■ Task details ■
In the lines below, how many hold the word "date"? Answer only with the number.

■ Source material ■
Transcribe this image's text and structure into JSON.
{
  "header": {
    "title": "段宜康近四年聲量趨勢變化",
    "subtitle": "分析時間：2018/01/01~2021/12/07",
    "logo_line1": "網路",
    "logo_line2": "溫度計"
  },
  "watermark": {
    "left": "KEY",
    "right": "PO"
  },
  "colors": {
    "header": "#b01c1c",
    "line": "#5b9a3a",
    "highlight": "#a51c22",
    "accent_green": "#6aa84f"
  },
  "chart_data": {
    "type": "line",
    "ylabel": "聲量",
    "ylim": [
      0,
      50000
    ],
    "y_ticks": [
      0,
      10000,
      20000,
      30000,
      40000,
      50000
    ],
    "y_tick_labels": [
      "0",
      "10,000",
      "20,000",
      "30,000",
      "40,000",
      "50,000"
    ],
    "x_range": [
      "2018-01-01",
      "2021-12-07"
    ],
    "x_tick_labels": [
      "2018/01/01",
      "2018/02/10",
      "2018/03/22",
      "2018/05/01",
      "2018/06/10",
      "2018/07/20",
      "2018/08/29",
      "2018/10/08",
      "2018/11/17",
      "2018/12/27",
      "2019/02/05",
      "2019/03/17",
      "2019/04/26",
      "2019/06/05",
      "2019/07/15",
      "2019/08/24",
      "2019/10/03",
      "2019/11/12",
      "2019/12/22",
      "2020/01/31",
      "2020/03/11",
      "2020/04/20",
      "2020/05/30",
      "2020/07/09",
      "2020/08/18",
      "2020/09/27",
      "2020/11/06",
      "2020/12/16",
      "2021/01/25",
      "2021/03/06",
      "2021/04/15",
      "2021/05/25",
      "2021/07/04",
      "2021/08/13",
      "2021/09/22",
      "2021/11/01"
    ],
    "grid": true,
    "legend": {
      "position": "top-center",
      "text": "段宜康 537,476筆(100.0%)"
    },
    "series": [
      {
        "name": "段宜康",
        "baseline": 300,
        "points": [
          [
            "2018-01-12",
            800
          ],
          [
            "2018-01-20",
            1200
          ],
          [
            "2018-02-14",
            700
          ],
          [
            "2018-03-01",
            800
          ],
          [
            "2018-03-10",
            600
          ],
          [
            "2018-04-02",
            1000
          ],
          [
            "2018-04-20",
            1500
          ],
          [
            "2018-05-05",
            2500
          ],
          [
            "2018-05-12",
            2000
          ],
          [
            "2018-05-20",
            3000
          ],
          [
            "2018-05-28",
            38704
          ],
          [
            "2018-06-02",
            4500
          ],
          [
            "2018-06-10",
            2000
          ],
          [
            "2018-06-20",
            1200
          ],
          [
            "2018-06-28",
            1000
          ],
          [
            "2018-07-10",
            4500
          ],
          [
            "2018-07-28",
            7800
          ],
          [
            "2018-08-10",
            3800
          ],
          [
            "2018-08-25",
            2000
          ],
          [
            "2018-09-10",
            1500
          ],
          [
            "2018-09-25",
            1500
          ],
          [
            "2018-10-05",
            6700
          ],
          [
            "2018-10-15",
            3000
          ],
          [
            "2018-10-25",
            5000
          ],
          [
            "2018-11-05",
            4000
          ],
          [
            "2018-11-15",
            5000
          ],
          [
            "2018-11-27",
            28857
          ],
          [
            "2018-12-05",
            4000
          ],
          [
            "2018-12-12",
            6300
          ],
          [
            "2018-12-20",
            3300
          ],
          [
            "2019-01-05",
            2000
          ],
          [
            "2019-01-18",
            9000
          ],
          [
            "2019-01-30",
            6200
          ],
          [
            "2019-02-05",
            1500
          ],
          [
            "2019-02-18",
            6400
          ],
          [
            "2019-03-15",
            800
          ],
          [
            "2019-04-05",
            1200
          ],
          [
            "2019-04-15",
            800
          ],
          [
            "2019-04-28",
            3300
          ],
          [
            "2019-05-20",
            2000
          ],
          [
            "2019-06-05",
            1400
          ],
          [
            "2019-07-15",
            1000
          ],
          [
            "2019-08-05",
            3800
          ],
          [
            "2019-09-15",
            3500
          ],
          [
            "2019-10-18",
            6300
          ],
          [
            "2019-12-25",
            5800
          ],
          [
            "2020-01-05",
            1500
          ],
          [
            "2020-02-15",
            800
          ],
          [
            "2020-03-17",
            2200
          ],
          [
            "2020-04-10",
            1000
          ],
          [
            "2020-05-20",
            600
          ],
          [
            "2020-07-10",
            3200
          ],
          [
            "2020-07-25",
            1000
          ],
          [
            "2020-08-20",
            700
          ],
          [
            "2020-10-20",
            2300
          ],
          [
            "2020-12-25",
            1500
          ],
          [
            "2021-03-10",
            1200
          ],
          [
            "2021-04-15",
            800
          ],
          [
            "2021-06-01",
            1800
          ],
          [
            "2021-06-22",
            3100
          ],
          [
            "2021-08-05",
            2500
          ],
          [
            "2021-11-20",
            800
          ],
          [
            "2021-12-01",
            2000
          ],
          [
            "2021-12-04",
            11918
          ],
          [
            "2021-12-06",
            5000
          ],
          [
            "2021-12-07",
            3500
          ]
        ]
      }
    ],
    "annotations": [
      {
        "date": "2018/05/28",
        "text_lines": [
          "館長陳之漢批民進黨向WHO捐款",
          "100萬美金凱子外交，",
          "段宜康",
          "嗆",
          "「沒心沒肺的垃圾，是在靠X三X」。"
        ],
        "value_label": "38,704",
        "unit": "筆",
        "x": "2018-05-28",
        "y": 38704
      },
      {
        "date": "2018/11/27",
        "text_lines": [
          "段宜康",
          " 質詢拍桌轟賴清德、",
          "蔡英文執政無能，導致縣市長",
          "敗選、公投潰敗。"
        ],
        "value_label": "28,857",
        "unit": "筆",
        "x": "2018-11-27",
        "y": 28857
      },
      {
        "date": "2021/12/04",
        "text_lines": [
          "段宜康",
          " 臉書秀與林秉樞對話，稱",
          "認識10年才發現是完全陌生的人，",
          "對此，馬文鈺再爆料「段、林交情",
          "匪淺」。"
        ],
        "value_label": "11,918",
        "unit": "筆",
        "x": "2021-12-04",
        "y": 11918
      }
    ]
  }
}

■ Finished exercise ■
3